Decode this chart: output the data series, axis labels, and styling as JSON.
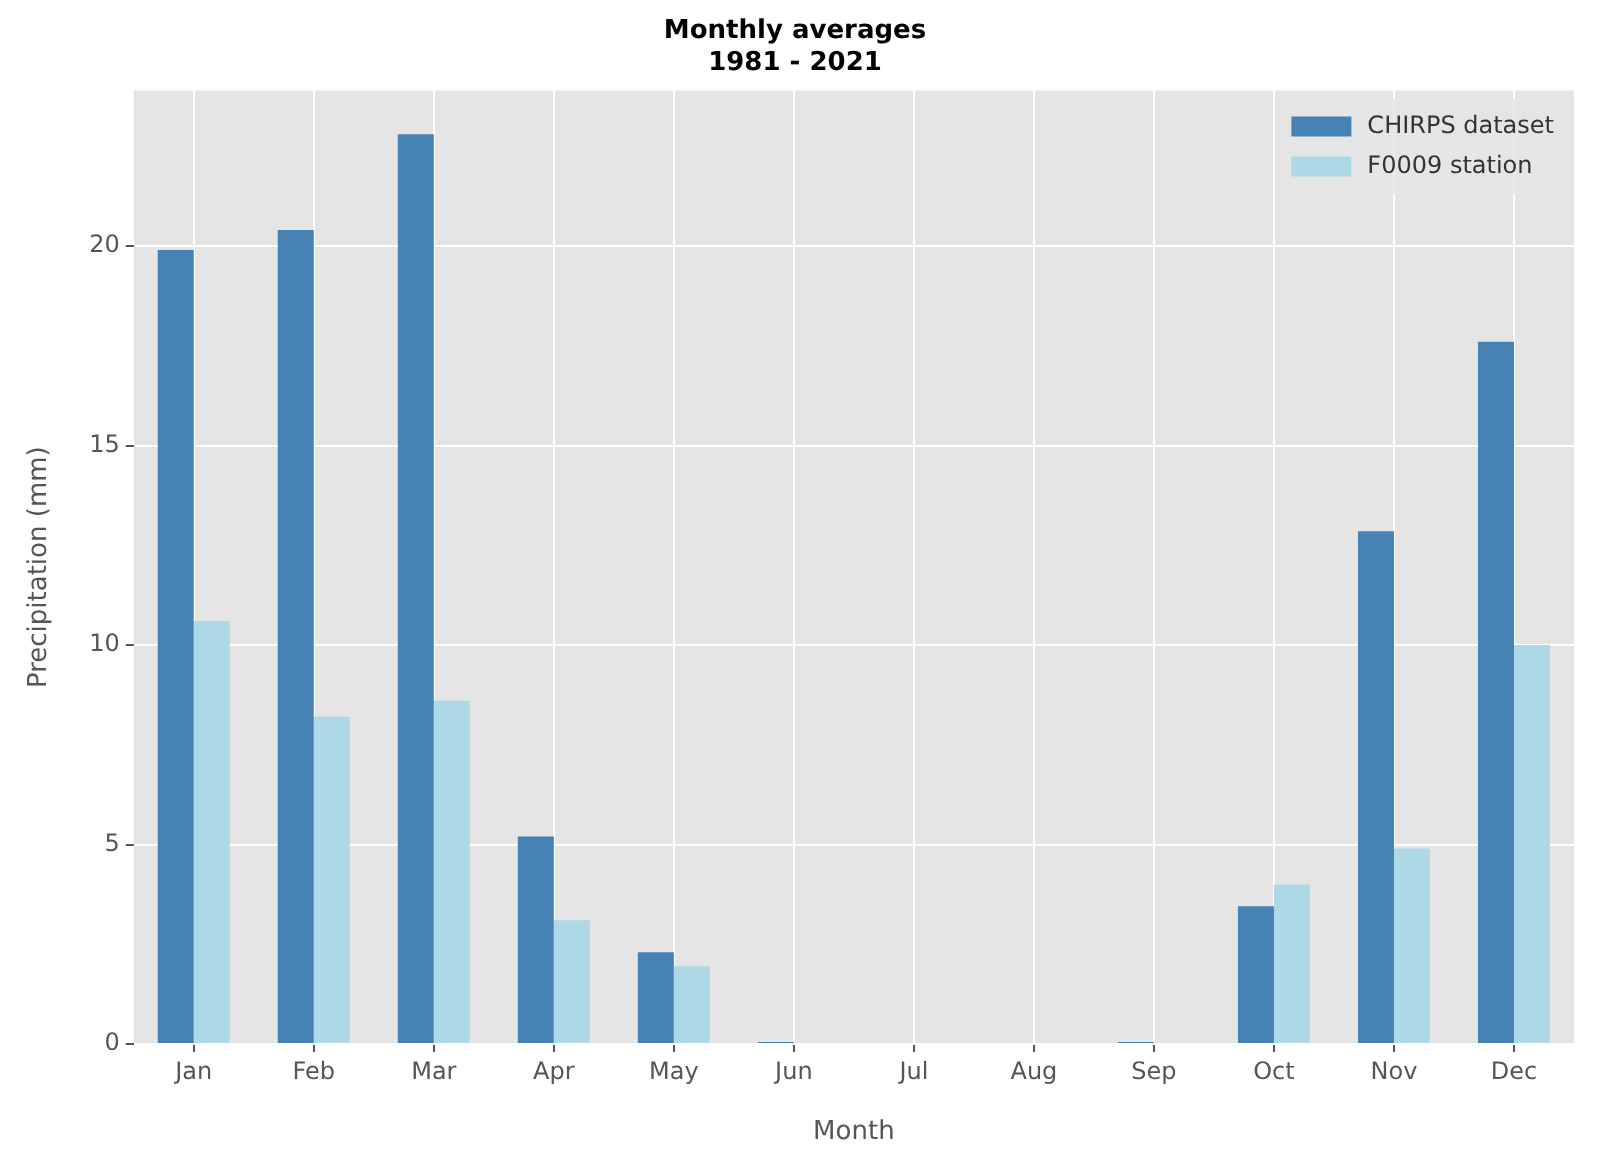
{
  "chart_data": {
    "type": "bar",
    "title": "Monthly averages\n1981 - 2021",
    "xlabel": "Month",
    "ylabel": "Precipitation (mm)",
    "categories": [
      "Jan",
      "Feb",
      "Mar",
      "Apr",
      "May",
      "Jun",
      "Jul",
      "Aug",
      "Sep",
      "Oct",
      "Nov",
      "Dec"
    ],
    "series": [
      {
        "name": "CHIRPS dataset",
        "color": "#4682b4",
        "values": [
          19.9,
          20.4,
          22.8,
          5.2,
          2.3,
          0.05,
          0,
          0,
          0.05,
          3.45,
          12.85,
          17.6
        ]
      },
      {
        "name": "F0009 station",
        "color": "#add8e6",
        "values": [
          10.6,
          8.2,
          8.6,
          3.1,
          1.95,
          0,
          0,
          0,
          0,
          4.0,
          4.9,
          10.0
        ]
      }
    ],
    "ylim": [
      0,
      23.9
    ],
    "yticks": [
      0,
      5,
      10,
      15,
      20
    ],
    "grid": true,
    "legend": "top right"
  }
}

——

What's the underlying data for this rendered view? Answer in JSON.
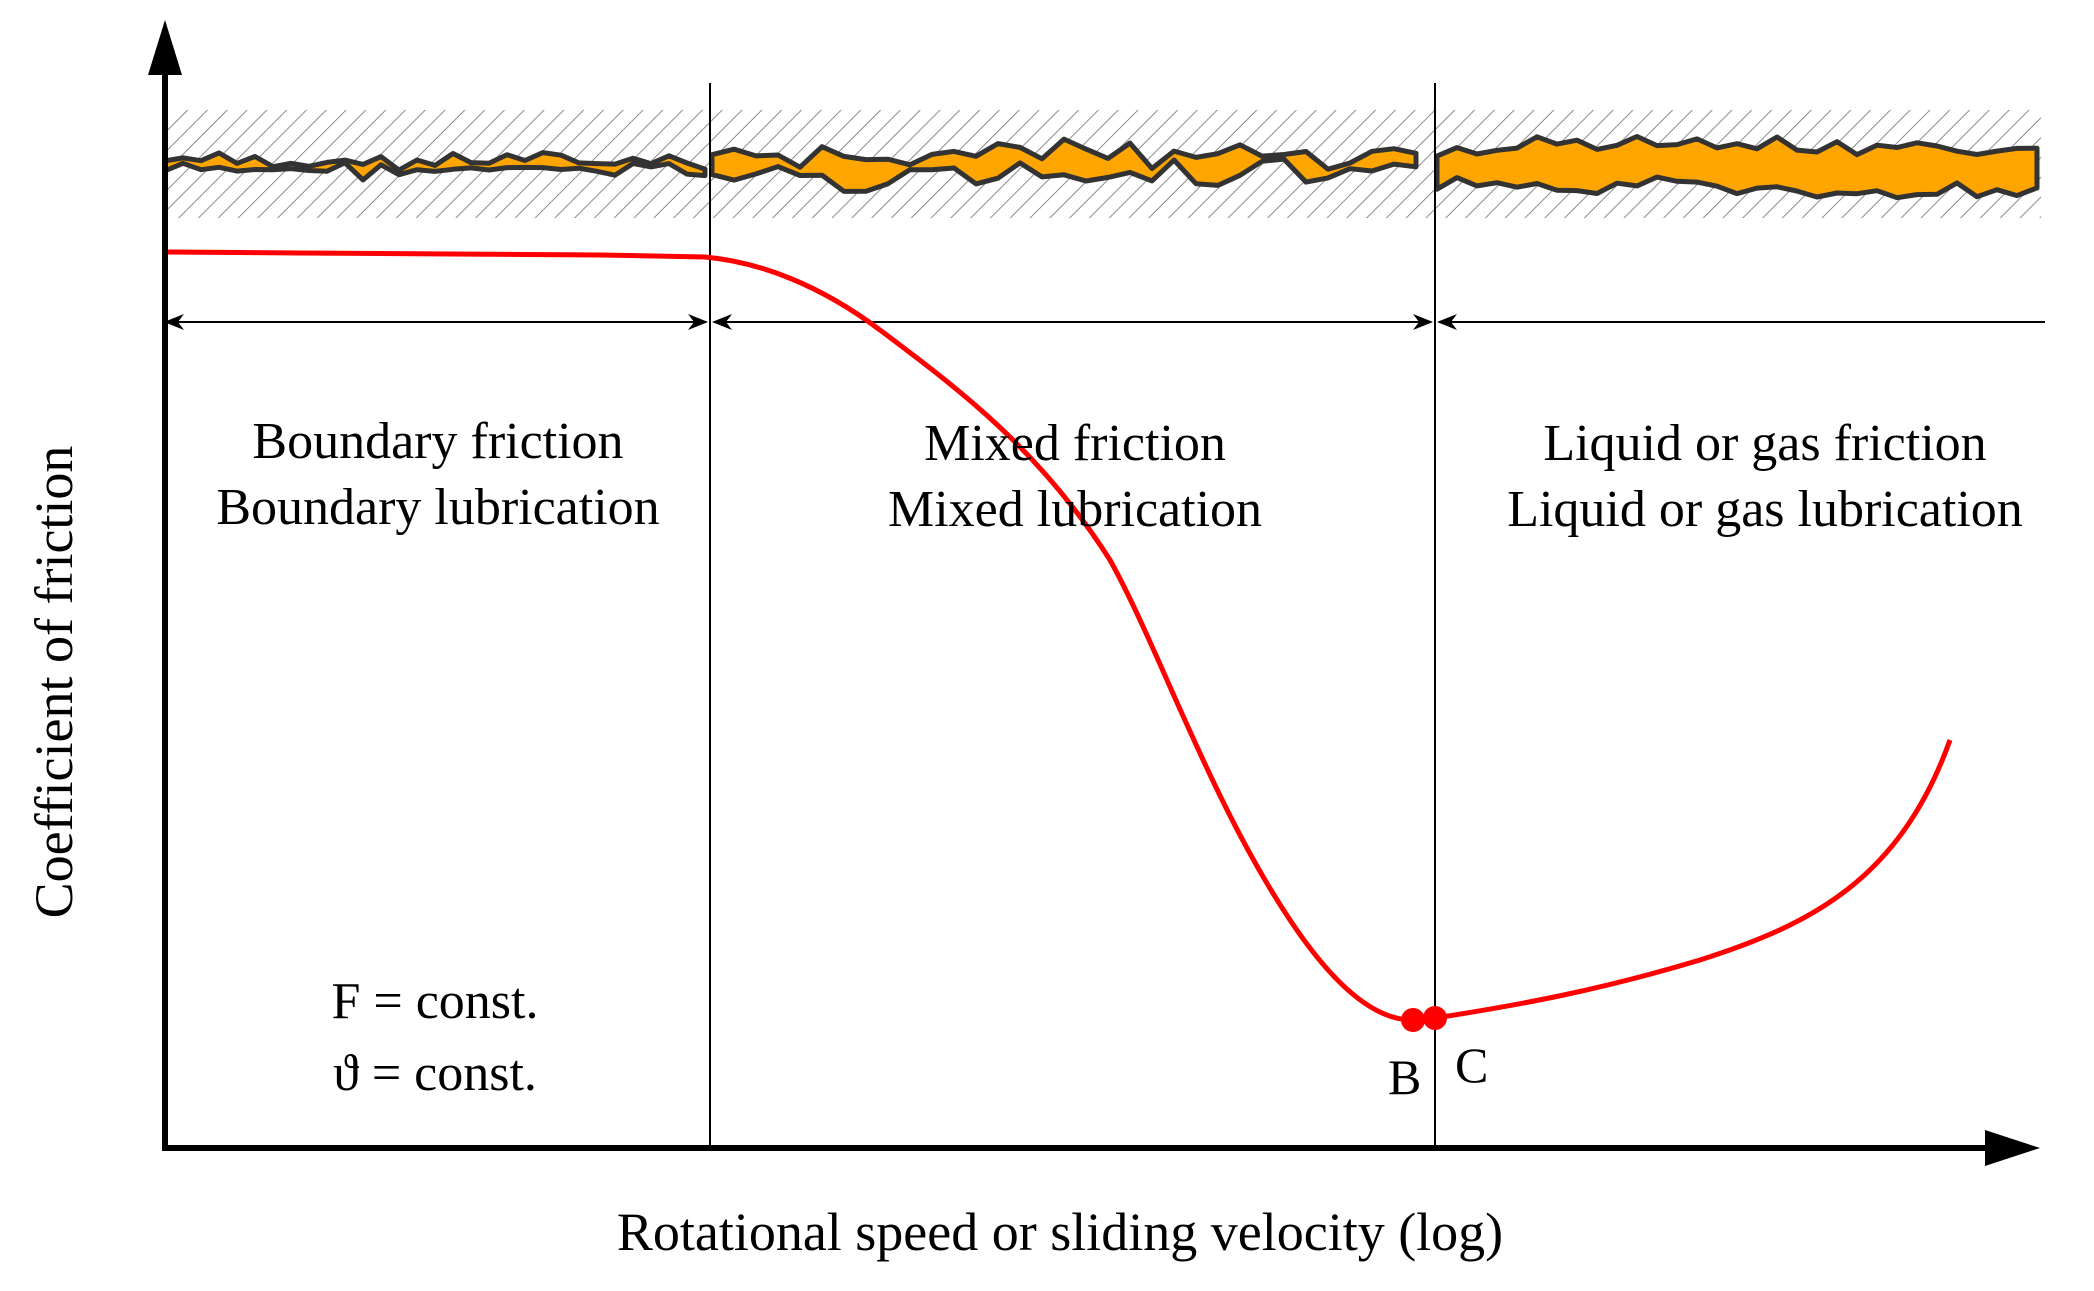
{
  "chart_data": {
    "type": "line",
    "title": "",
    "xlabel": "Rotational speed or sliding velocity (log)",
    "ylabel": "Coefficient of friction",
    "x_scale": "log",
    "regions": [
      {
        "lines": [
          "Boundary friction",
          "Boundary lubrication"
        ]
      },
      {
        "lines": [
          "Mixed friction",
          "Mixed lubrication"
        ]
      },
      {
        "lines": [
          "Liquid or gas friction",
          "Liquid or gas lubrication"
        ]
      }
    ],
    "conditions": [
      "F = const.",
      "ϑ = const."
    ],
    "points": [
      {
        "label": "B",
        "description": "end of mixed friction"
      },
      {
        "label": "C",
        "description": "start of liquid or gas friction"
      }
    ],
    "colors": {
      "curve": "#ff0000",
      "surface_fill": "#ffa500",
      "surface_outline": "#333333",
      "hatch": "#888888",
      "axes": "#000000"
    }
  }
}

——

_THE PROBLEM_.
Return each line among the entries that holds the word "Boundary".

_TASK ANSWER_.
          "Boundary friction",
          "Boundary lubrication"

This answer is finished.